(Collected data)

** start **

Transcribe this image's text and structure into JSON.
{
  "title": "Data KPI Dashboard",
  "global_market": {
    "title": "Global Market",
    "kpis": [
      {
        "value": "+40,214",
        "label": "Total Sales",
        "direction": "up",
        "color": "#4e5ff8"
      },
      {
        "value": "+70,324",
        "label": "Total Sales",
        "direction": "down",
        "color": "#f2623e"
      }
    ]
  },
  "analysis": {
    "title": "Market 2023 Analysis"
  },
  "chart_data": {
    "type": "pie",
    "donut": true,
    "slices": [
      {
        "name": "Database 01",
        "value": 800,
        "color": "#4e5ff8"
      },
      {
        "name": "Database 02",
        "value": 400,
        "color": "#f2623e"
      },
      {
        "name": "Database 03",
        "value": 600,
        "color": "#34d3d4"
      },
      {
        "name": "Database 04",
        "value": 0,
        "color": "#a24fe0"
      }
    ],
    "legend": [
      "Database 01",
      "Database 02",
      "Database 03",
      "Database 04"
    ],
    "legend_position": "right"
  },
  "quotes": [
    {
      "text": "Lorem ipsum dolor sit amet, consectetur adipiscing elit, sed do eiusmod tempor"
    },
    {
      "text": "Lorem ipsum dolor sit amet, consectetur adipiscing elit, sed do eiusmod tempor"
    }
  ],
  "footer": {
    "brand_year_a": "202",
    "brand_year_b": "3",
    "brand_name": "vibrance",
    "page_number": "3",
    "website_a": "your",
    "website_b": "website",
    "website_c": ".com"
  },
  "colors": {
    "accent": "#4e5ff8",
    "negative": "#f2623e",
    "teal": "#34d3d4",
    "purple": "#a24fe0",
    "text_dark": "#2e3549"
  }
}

** end **

### [SHORT EXERCISE]
Pick out the lines containing the string "Database".

### [IN RESPONSE]
        "name": "Database 01",
        "name": "Database 02",
        "name": "Database 03",
        "name": "Database 04",
      "Database 01",
      "Database 02",
      "Database 03",
      "Database 04"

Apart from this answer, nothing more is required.